_Records about charts and figures_
☆ ☆ ☆

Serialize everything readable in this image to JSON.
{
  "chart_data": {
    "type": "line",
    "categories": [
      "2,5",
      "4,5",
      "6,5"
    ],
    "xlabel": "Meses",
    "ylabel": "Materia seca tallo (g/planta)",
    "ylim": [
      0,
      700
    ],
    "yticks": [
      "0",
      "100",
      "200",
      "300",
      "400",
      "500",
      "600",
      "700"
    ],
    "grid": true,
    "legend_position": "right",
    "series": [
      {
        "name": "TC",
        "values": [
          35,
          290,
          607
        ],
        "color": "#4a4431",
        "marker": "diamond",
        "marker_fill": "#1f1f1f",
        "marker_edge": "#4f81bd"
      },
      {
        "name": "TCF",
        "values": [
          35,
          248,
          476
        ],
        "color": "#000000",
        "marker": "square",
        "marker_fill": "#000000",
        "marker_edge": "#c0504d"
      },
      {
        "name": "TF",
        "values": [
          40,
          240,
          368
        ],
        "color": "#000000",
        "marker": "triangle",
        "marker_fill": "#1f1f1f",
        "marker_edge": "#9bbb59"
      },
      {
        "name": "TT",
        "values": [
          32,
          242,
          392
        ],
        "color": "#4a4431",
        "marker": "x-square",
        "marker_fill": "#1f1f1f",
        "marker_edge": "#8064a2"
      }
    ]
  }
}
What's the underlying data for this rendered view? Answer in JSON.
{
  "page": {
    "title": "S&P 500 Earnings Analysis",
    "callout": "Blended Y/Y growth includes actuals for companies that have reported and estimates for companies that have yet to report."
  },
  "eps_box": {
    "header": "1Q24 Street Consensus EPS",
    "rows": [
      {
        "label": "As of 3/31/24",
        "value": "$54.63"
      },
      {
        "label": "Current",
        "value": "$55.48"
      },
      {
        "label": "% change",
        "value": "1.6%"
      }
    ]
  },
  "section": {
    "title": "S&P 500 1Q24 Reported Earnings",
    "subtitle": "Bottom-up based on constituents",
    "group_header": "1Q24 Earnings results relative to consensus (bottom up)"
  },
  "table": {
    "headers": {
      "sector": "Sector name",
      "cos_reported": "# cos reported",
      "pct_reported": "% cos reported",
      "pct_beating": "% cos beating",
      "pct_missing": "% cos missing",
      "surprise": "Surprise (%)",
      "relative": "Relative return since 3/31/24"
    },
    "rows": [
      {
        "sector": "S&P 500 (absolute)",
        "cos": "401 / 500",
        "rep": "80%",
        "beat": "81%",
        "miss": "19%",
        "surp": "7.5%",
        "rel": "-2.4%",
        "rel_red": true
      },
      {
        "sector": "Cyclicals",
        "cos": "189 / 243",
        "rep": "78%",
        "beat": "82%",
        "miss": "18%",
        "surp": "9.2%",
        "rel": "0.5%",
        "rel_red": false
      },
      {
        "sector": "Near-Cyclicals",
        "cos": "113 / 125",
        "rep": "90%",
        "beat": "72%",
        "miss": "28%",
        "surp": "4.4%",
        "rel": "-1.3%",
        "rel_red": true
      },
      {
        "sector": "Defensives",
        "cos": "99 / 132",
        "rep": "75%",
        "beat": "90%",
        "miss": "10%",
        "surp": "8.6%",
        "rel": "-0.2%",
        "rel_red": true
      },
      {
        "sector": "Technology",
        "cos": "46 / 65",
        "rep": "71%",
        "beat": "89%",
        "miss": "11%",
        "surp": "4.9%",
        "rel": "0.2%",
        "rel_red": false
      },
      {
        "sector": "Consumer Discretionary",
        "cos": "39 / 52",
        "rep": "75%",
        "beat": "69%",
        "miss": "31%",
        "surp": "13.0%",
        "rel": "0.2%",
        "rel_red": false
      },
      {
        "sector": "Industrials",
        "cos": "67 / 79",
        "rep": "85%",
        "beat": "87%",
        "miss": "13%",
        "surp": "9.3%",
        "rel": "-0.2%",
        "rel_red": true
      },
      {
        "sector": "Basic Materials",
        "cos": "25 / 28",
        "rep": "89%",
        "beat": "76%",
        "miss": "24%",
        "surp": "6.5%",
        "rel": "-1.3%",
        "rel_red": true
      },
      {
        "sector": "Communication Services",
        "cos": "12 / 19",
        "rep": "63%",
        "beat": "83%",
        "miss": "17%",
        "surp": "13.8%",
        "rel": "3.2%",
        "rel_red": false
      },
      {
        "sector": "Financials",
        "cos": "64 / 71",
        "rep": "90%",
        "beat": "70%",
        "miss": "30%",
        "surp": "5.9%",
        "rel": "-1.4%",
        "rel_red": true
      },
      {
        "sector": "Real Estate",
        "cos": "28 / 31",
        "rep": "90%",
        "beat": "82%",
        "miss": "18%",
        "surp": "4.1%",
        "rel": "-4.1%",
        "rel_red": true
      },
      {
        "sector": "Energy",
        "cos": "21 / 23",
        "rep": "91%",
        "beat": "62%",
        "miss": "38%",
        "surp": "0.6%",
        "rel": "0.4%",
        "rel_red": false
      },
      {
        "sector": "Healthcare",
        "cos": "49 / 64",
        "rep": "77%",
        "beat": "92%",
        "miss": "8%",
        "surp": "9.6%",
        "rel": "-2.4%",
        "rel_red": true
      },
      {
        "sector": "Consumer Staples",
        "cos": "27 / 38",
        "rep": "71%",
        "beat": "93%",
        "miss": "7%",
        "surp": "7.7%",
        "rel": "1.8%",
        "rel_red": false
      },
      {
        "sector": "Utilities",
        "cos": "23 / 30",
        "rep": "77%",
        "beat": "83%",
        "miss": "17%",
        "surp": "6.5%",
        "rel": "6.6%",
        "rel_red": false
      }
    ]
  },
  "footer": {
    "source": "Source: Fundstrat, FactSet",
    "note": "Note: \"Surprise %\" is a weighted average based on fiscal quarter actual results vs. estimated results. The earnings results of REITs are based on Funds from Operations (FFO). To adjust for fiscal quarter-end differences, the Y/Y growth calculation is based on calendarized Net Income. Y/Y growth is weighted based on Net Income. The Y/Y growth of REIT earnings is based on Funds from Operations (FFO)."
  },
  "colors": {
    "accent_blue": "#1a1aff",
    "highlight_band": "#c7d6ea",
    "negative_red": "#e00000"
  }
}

☆ ☆ ☆

_Exercise instructions_
Please output the complete data exactly.

_Written reply_
Serialize everything readable in this image to JSON.
{
  "chart_data": {
    "type": "line",
    "categories": [
      "2,5",
      "4,5",
      "6,5"
    ],
    "xlabel": "Meses",
    "ylabel": "Materia seca tallo (g/planta)",
    "ylim": [
      0,
      700
    ],
    "yticks": [
      "0",
      "100",
      "200",
      "300",
      "400",
      "500",
      "600",
      "700"
    ],
    "grid": true,
    "legend_position": "right",
    "series": [
      {
        "name": "TC",
        "values": [
          35,
          290,
          607
        ],
        "color": "#4a4431",
        "marker": "diamond",
        "marker_fill": "#1f1f1f",
        "marker_edge": "#4f81bd"
      },
      {
        "name": "TCF",
        "values": [
          35,
          248,
          476
        ],
        "color": "#000000",
        "marker": "square",
        "marker_fill": "#000000",
        "marker_edge": "#c0504d"
      },
      {
        "name": "TF",
        "values": [
          40,
          240,
          368
        ],
        "color": "#000000",
        "marker": "triangle",
        "marker_fill": "#1f1f1f",
        "marker_edge": "#9bbb59"
      },
      {
        "name": "TT",
        "values": [
          32,
          242,
          392
        ],
        "color": "#4a4431",
        "marker": "x-square",
        "marker_fill": "#1f1f1f",
        "marker_edge": "#8064a2"
      }
    ]
  }
}
What's the underlying data for this rendered view? Answer in JSON.
{
  "page": {
    "title": "S&P 500 Earnings Analysis",
    "callout": "Blended Y/Y growth includes actuals for companies that have reported and estimates for companies that have yet to report."
  },
  "eps_box": {
    "header": "1Q24 Street Consensus EPS",
    "rows": [
      {
        "label": "As of 3/31/24",
        "value": "$54.63"
      },
      {
        "label": "Current",
        "value": "$55.48"
      },
      {
        "label": "% change",
        "value": "1.6%"
      }
    ]
  },
  "section": {
    "title": "S&P 500 1Q24 Reported Earnings",
    "subtitle": "Bottom-up based on constituents",
    "group_header": "1Q24 Earnings results relative to consensus (bottom up)"
  },
  "table": {
    "headers": {
      "sector": "Sector name",
      "cos_reported": "# cos reported",
      "pct_reported": "% cos reported",
      "pct_beating": "% cos beating",
      "pct_missing": "% cos missing",
      "surprise": "Surprise (%)",
      "relative": "Relative return since 3/31/24"
    },
    "rows": [
      {
        "sector": "S&P 500 (absolute)",
        "cos": "401 / 500",
        "rep": "80%",
        "beat": "81%",
        "miss": "19%",
        "surp": "7.5%",
        "rel": "-2.4%",
        "rel_red": true
      },
      {
        "sector": "Cyclicals",
        "cos": "189 / 243",
        "rep": "78%",
        "beat": "82%",
        "miss": "18%",
        "surp": "9.2%",
        "rel": "0.5%",
        "rel_red": false
      },
      {
        "sector": "Near-Cyclicals",
        "cos": "113 / 125",
        "rep": "90%",
        "beat": "72%",
        "miss": "28%",
        "surp": "4.4%",
        "rel": "-1.3%",
        "rel_red": true
      },
      {
        "sector": "Defensives",
        "cos": "99 / 132",
        "rep": "75%",
        "beat": "90%",
        "miss": "10%",
        "surp": "8.6%",
        "rel": "-0.2%",
        "rel_red": true
      },
      {
        "sector": "Technology",
        "cos": "46 / 65",
        "rep": "71%",
        "beat": "89%",
        "miss": "11%",
        "surp": "4.9%",
        "rel": "0.2%",
        "rel_red": false
      },
      {
        "sector": "Consumer Discretionary",
        "cos": "39 / 52",
        "rep": "75%",
        "beat": "69%",
        "miss": "31%",
        "surp": "13.0%",
        "rel": "0.2%",
        "rel_red": false
      },
      {
        "sector": "Industrials",
        "cos": "67 / 79",
        "rep": "85%",
        "beat": "87%",
        "miss": "13%",
        "surp": "9.3%",
        "rel": "-0.2%",
        "rel_red": true
      },
      {
        "sector": "Basic Materials",
        "cos": "25 / 28",
        "rep": "89%",
        "beat": "76%",
        "miss": "24%",
        "surp": "6.5%",
        "rel": "-1.3%",
        "rel_red": true
      },
      {
        "sector": "Communication Services",
        "cos": "12 / 19",
        "rep": "63%",
        "beat": "83%",
        "miss": "17%",
        "surp": "13.8%",
        "rel": "3.2%",
        "rel_red": false
      },
      {
        "sector": "Financials",
        "cos": "64 / 71",
        "rep": "90%",
        "beat": "70%",
        "miss": "30%",
        "surp": "5.9%",
        "rel": "-1.4%",
        "rel_red": true
      },
      {
        "sector": "Real Estate",
        "cos": "28 / 31",
        "rep": "90%",
        "beat": "82%",
        "miss": "18%",
        "surp": "4.1%",
        "rel": "-4.1%",
        "rel_red": true
      },
      {
        "sector": "Energy",
        "cos": "21 / 23",
        "rep": "91%",
        "beat": "62%",
        "miss": "38%",
        "surp": "0.6%",
        "rel": "0.4%",
        "rel_red": false
      },
      {
        "sector": "Healthcare",
        "cos": "49 / 64",
        "rep": "77%",
        "beat": "92%",
        "miss": "8%",
        "surp": "9.6%",
        "rel": "-2.4%",
        "rel_red": true
      },
      {
        "sector": "Consumer Staples",
        "cos": "27 / 38",
        "rep": "71%",
        "beat": "93%",
        "miss": "7%",
        "surp": "7.7%",
        "rel": "1.8%",
        "rel_red": false
      },
      {
        "sector": "Utilities",
        "cos": "23 / 30",
        "rep": "77%",
        "beat": "83%",
        "miss": "17%",
        "surp": "6.5%",
        "rel": "6.6%",
        "rel_red": false
      }
    ]
  },
  "footer": {
    "source": "Source: Fundstrat, FactSet",
    "note": "Note: \"Surprise %\" is a weighted average based on fiscal quarter actual results vs. estimated results. The earnings results of REITs are based on Funds from Operations (FFO). To adjust for fiscal quarter-end differences, the Y/Y growth calculation is based on calendarized Net Income. Y/Y growth is weighted based on Net Income. The Y/Y growth of REIT earnings is based on Funds from Operations (FFO)."
  },
  "colors": {
    "accent_blue": "#1a1aff",
    "highlight_band": "#c7d6ea",
    "negative_red": "#e00000"
  }
}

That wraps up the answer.